Starting at the first line of the listing, quote every line down to and including the one that contains "tab-extended[interactable]: 扩展 <box>199", keeping each line unchanged.

• Given records:
★ ★ ★ ★ ★

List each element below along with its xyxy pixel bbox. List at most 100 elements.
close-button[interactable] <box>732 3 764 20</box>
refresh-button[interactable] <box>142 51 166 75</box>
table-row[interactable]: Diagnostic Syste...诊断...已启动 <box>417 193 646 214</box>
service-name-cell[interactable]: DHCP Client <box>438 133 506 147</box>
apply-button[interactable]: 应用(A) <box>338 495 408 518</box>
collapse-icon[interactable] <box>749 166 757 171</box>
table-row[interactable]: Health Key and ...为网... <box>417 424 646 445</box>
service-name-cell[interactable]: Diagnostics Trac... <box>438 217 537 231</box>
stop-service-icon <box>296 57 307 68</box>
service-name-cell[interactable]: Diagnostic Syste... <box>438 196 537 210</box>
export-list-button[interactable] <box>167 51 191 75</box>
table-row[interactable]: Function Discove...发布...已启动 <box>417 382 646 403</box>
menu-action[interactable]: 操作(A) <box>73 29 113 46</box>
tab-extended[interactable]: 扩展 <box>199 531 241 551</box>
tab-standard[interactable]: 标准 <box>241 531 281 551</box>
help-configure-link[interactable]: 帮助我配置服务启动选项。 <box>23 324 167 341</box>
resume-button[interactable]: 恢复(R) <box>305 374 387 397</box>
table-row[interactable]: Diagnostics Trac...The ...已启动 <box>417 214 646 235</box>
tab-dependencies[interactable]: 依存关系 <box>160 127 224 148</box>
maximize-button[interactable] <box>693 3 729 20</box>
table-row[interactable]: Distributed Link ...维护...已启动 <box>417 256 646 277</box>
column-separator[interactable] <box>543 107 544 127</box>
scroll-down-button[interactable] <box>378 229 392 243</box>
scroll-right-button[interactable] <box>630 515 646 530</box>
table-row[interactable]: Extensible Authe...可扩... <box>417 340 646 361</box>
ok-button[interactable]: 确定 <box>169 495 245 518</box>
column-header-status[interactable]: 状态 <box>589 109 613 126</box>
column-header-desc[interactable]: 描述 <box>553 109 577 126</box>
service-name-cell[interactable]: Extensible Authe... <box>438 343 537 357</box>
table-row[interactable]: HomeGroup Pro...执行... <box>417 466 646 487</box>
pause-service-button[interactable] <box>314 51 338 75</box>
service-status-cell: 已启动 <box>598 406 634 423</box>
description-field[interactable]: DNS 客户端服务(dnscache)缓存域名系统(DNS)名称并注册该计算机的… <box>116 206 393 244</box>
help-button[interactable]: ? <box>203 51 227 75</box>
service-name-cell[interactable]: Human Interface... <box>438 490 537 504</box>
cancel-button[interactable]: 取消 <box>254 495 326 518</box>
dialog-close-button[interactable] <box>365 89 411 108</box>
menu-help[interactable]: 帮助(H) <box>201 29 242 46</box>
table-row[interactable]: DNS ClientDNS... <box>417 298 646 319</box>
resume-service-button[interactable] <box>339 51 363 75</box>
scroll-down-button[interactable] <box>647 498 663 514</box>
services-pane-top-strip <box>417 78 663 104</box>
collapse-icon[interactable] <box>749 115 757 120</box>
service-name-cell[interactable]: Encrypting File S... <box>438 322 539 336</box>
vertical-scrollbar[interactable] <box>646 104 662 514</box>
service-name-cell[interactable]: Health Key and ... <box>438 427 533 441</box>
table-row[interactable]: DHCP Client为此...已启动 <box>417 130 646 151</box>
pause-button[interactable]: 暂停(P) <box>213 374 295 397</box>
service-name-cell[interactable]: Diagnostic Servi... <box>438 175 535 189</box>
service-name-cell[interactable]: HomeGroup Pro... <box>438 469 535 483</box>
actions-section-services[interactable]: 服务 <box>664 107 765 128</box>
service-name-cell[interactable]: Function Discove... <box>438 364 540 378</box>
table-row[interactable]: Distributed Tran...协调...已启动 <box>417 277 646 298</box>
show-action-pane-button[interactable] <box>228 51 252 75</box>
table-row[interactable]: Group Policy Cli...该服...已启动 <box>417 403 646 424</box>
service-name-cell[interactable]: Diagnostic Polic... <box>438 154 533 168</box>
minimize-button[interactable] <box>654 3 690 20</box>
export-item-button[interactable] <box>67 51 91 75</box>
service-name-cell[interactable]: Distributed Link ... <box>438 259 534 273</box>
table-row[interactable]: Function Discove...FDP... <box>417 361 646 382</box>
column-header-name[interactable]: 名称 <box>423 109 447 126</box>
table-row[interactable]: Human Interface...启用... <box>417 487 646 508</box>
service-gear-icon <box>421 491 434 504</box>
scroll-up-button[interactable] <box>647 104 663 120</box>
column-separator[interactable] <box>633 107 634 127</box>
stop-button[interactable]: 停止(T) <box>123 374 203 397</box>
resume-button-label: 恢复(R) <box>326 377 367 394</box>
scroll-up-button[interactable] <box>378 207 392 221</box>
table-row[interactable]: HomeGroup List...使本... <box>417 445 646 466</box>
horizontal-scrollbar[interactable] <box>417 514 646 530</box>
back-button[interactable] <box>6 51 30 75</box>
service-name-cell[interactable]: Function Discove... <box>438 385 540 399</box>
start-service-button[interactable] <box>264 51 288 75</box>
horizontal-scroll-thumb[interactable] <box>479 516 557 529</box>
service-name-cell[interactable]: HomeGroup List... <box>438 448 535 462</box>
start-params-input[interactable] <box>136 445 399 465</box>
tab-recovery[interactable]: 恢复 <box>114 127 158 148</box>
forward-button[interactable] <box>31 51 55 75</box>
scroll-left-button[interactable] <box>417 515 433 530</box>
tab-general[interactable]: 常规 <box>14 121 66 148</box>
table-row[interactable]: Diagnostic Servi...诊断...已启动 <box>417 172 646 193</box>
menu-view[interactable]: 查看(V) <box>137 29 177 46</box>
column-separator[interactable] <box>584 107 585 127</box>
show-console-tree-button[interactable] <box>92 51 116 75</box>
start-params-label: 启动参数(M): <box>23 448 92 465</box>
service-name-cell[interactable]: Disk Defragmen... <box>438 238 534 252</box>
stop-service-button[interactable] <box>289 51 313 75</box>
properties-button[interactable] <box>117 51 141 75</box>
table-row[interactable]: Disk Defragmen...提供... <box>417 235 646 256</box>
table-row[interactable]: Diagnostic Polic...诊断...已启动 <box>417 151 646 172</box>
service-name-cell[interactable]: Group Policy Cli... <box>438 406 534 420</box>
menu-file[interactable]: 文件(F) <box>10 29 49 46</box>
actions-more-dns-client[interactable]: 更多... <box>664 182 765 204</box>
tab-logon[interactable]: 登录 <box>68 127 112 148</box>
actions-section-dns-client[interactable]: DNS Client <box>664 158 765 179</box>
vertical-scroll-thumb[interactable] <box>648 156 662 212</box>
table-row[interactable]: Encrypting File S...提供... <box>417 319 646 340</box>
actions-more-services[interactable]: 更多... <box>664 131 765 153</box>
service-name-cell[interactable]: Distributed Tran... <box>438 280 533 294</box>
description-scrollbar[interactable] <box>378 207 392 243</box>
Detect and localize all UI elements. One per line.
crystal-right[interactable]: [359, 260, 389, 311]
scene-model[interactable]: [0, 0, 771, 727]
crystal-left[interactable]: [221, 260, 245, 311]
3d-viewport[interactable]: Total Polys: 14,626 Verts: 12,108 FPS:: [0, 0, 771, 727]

★ ★ ★ ★ ★

• Written solution:
List each element below along with its xyxy pixel bbox. List at most 100 elements.
close-button[interactable] <box>732 3 764 20</box>
refresh-button[interactable] <box>142 51 166 75</box>
table-row[interactable]: Diagnostic Syste...诊断...已启动 <box>417 193 646 214</box>
service-name-cell[interactable]: DHCP Client <box>438 133 506 147</box>
apply-button[interactable]: 应用(A) <box>338 495 408 518</box>
collapse-icon[interactable] <box>749 166 757 171</box>
table-row[interactable]: Health Key and ...为网... <box>417 424 646 445</box>
service-name-cell[interactable]: Diagnostics Trac... <box>438 217 537 231</box>
stop-service-icon <box>296 57 307 68</box>
service-name-cell[interactable]: Diagnostic Syste... <box>438 196 537 210</box>
export-list-button[interactable] <box>167 51 191 75</box>
table-row[interactable]: Function Discove...发布...已启动 <box>417 382 646 403</box>
menu-action[interactable]: 操作(A) <box>73 29 113 46</box>
tab-extended[interactable]: 扩展 <box>199 531 241 551</box>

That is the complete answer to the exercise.